**Data provided**:
- - - - -
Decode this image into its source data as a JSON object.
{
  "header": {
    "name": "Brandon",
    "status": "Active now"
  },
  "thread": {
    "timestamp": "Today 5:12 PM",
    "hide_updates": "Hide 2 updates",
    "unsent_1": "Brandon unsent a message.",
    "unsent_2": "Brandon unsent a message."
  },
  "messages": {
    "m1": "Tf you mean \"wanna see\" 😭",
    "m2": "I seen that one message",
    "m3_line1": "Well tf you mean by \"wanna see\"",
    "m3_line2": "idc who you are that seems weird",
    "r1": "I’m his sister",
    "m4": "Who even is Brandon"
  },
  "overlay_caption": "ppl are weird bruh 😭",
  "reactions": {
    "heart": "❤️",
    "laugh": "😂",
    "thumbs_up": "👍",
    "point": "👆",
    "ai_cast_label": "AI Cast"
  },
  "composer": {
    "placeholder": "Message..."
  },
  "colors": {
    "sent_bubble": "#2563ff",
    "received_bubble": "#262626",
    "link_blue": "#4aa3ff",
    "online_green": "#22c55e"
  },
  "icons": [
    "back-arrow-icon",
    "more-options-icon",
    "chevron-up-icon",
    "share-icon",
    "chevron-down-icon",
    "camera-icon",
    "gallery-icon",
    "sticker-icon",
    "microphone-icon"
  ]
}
- - - - -
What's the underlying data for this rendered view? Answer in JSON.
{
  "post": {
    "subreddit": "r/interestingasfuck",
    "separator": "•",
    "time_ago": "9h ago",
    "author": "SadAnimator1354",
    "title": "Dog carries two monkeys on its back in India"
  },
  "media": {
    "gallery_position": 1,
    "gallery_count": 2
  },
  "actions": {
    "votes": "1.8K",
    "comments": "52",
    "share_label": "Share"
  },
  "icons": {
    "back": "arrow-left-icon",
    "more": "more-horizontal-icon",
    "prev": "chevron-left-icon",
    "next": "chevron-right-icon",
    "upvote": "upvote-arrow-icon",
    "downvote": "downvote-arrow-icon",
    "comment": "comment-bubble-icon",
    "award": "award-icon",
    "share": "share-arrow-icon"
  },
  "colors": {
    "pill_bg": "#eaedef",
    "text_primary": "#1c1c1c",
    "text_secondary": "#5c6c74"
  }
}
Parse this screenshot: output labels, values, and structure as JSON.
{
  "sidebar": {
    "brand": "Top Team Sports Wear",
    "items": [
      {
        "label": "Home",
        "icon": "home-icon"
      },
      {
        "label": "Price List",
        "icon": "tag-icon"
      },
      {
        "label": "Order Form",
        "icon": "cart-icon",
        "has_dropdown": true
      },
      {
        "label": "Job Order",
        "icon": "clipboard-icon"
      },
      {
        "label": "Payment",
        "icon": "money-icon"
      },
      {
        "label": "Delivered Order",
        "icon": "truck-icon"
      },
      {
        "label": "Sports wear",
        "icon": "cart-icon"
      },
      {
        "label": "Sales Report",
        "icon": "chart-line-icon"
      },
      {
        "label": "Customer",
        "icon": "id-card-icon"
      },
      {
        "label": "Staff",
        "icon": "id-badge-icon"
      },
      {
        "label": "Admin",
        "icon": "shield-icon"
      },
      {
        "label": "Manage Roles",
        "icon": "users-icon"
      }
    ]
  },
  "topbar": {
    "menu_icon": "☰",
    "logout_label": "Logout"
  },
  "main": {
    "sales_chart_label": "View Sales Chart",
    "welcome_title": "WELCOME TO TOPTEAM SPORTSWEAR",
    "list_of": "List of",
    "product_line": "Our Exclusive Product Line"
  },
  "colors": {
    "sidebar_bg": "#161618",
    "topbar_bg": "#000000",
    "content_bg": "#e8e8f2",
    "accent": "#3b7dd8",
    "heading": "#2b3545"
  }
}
- - - - -
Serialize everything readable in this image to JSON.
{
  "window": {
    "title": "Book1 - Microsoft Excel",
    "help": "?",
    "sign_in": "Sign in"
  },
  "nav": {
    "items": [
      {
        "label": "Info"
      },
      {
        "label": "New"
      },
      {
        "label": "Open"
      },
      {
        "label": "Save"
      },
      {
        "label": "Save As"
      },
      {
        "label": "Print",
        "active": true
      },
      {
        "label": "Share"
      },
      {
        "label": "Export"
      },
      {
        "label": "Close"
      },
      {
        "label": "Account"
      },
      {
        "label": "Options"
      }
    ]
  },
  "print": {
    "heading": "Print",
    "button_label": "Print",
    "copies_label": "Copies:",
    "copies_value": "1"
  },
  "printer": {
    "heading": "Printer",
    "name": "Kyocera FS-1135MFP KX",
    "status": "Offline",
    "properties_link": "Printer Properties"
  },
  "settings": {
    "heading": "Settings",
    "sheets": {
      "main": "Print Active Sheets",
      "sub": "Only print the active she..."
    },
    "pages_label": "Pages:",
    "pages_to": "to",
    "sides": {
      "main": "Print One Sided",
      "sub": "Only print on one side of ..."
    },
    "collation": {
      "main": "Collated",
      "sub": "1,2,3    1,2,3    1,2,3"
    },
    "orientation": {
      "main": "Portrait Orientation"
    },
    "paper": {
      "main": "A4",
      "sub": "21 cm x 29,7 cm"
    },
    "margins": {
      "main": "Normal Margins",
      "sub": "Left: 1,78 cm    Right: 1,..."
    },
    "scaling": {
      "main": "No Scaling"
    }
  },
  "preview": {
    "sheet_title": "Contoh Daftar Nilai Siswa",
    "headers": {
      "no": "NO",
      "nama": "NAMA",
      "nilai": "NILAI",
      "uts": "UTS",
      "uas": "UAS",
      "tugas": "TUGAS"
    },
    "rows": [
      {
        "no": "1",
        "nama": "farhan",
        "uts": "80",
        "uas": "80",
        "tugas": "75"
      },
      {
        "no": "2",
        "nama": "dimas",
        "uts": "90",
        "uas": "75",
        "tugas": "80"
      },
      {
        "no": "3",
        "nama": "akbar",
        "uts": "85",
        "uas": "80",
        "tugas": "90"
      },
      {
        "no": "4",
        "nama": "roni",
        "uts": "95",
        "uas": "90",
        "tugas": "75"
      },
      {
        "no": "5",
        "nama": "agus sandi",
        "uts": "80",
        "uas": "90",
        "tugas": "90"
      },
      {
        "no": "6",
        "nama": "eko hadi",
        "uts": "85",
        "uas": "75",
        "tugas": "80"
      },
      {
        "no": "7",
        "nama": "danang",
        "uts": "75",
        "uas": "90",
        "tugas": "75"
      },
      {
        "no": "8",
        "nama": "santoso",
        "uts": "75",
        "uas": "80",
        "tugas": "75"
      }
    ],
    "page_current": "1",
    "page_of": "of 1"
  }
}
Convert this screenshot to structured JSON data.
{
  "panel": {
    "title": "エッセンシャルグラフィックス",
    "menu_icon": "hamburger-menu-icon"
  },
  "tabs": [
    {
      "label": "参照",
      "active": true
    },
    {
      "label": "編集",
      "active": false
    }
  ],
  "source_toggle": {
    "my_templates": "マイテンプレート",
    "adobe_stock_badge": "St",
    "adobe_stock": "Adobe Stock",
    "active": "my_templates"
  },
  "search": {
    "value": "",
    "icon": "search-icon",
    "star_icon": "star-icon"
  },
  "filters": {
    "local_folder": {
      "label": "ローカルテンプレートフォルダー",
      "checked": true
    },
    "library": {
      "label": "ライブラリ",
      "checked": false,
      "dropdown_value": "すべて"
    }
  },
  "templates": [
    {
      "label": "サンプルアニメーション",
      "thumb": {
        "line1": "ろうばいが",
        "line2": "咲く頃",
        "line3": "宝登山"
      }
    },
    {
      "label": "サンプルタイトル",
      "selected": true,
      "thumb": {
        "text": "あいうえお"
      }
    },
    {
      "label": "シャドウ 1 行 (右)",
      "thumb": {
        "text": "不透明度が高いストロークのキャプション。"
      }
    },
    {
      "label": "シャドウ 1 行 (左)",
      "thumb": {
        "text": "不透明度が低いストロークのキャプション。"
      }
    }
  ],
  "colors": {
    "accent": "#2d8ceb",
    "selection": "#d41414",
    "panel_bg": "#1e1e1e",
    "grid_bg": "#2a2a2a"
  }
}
- - - - -
**Exercise goal**: Write out every line from the entries where "Only" appears.

**Exercise answer**:
      "sub": "Only print the active she..."
      "sub": "Only print on one side of ..."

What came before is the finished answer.